| Direction |
Search the material below for the word "Prozesswärme". Copy every line that has it.

| Dataset extract |
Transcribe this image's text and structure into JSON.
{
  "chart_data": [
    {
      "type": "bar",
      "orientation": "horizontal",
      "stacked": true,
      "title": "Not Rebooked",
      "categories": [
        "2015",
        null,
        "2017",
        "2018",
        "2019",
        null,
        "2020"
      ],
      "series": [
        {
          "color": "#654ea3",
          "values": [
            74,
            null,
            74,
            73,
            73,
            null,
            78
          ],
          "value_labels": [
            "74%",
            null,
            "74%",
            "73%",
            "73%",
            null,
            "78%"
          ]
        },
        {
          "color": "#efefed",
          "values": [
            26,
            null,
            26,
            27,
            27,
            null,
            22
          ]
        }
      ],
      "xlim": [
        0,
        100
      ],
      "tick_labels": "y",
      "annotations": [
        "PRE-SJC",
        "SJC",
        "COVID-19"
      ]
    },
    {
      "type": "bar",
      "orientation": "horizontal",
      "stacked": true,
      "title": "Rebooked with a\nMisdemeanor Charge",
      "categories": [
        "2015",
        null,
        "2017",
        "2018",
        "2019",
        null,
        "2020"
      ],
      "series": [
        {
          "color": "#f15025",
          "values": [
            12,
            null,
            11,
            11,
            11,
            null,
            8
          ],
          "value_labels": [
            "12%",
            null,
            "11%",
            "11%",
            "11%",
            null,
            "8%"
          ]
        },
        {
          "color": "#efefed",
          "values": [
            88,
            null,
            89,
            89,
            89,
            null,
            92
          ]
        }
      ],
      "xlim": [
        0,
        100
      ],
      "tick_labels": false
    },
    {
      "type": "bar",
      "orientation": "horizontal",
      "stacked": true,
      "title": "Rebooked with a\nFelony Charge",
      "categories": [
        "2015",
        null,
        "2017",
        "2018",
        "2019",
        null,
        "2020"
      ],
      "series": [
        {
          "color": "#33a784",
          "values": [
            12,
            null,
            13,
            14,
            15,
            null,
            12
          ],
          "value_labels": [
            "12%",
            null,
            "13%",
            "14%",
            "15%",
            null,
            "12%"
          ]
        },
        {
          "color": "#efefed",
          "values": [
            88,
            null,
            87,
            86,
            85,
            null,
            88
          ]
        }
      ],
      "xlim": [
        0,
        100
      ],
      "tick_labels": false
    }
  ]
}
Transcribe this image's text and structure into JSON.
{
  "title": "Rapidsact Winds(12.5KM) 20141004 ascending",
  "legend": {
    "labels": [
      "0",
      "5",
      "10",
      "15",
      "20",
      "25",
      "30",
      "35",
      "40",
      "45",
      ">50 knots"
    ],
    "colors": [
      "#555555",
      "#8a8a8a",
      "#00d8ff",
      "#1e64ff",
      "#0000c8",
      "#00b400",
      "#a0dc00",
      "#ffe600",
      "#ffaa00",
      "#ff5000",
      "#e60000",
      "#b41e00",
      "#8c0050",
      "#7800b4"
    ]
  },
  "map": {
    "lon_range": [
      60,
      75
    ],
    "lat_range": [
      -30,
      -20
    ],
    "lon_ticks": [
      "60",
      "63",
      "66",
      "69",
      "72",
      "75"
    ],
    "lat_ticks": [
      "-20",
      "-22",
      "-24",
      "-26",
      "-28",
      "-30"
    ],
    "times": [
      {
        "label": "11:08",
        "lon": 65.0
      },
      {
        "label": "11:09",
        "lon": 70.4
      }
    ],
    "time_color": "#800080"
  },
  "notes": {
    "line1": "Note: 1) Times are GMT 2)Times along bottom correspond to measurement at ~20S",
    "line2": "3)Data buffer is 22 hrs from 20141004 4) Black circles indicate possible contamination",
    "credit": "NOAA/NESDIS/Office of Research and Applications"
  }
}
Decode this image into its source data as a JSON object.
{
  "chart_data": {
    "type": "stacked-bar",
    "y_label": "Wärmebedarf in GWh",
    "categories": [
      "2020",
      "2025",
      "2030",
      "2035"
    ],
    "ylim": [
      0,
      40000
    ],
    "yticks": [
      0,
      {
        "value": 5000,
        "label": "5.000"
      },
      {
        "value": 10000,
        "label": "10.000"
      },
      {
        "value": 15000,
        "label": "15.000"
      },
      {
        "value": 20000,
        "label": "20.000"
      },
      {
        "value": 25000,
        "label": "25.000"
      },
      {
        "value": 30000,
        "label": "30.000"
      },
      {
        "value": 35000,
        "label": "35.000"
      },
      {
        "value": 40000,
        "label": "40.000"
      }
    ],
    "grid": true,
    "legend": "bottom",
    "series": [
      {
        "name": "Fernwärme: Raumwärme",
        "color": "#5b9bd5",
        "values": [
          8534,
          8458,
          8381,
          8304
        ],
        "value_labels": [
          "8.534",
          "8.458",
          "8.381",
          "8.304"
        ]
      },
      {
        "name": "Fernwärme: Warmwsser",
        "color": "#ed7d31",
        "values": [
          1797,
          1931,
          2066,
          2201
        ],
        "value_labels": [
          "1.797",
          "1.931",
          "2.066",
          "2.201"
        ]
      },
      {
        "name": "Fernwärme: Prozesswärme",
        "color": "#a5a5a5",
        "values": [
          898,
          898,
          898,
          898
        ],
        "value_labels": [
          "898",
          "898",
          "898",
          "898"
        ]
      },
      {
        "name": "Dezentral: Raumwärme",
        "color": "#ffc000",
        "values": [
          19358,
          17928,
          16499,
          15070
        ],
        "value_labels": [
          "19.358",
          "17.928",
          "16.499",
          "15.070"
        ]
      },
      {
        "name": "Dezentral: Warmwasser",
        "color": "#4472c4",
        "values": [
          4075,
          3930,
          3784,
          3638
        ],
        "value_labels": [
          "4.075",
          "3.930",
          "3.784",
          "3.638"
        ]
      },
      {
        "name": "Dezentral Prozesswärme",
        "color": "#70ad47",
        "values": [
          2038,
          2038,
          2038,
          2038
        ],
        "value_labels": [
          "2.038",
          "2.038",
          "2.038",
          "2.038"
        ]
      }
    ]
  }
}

| Response to this task |
        "name": "Fernwärme: Prozesswärme",
        "name": "Dezentral Prozesswärme",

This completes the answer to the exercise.